The input:
⟨

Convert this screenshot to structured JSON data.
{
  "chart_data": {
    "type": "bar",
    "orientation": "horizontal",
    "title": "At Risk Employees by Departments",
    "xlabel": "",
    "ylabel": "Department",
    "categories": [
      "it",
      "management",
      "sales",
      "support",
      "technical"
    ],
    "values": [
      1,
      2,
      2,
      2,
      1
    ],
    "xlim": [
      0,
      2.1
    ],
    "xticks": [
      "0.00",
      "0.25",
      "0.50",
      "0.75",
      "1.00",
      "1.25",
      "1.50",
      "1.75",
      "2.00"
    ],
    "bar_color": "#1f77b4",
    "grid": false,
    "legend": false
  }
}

⟩
⟨

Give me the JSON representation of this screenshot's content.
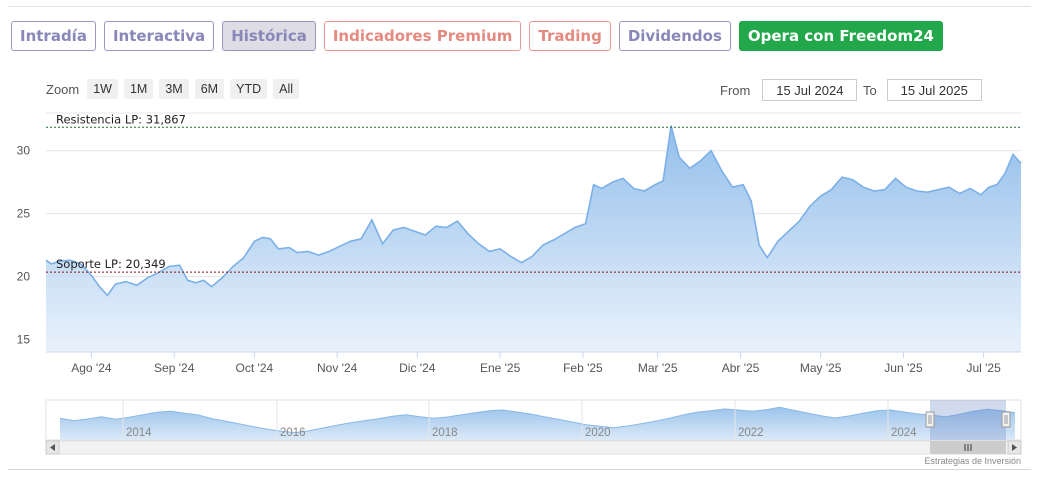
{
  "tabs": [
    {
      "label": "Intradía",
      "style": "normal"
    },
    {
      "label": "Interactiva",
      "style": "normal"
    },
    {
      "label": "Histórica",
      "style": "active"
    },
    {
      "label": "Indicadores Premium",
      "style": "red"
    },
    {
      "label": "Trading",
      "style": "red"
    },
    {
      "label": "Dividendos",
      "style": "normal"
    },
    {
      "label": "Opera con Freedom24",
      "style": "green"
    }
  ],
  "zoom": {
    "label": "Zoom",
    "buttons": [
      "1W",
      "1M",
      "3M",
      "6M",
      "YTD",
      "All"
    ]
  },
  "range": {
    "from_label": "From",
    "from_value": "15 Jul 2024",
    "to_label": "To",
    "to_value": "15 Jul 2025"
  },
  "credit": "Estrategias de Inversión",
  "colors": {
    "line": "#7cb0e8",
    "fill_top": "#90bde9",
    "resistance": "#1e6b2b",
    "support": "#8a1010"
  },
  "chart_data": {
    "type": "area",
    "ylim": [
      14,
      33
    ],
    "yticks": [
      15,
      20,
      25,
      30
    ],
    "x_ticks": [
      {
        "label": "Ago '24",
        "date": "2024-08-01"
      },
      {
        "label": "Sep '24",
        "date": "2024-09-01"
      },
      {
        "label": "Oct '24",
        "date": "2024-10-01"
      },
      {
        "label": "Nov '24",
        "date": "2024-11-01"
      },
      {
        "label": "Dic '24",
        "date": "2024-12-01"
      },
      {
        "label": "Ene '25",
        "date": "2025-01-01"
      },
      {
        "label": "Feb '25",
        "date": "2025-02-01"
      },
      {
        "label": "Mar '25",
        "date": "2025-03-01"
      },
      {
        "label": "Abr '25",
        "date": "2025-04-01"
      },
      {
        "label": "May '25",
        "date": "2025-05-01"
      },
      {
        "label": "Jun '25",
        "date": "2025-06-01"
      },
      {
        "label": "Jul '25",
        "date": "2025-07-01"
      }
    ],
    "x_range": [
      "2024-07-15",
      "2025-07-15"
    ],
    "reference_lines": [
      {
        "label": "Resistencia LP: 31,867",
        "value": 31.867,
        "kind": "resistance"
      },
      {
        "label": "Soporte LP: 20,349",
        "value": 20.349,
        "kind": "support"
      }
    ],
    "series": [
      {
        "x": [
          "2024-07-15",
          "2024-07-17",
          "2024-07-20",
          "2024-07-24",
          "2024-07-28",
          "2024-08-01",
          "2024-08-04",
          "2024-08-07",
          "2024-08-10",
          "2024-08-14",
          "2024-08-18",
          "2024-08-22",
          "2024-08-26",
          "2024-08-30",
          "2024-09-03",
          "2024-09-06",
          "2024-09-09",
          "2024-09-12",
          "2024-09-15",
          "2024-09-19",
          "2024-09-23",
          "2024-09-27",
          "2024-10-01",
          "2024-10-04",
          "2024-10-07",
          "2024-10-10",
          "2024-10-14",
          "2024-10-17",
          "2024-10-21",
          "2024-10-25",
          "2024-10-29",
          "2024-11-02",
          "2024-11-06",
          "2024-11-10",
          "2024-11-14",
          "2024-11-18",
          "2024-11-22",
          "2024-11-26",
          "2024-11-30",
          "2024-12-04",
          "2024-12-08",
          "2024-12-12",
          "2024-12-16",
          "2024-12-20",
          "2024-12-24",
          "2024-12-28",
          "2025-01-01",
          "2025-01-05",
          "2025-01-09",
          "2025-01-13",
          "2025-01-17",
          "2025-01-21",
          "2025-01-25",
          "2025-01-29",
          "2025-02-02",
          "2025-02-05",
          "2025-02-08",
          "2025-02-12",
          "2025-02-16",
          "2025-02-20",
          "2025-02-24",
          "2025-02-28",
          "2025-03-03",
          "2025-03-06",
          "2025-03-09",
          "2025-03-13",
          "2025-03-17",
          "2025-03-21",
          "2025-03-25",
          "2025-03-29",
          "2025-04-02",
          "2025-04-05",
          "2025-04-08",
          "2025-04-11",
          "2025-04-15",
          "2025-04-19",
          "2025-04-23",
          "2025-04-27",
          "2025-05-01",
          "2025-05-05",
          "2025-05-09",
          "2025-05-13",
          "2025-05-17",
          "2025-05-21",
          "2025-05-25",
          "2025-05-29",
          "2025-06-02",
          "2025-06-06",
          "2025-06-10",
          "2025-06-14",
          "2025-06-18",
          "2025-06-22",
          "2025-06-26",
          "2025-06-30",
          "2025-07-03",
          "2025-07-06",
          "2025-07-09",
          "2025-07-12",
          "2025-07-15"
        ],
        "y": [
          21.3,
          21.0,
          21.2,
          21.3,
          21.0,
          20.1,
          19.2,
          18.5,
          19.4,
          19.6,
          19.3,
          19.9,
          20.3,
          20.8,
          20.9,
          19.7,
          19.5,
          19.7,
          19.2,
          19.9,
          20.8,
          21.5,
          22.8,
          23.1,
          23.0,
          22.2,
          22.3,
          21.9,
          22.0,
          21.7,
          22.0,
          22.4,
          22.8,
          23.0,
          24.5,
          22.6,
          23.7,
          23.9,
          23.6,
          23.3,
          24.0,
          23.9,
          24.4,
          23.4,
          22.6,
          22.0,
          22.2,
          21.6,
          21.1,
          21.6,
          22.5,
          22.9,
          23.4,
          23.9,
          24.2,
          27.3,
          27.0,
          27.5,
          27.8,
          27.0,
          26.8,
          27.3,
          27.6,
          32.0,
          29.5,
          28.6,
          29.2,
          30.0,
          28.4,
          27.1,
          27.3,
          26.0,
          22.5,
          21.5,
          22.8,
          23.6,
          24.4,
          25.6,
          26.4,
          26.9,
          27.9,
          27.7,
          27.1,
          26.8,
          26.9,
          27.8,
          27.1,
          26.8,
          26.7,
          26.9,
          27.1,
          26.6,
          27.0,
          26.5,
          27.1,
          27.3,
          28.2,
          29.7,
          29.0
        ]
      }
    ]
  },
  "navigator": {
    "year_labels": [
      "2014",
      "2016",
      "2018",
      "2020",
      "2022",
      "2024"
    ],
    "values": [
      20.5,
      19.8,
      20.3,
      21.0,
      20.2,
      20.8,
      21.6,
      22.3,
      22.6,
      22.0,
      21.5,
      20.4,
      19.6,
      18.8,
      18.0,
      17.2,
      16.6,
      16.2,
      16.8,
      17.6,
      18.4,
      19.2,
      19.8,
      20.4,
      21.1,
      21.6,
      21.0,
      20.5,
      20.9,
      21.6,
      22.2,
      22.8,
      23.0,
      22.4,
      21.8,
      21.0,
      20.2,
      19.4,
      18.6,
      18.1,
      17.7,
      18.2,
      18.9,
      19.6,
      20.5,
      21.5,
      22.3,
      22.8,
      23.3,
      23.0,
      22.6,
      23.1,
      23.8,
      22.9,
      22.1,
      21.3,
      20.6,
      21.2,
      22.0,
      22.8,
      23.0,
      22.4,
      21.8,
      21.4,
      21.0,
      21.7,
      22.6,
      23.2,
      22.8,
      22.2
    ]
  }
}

⟩

What needs to be done: How many of these lines contain "JSON"? Write only the number.

Correct result: 2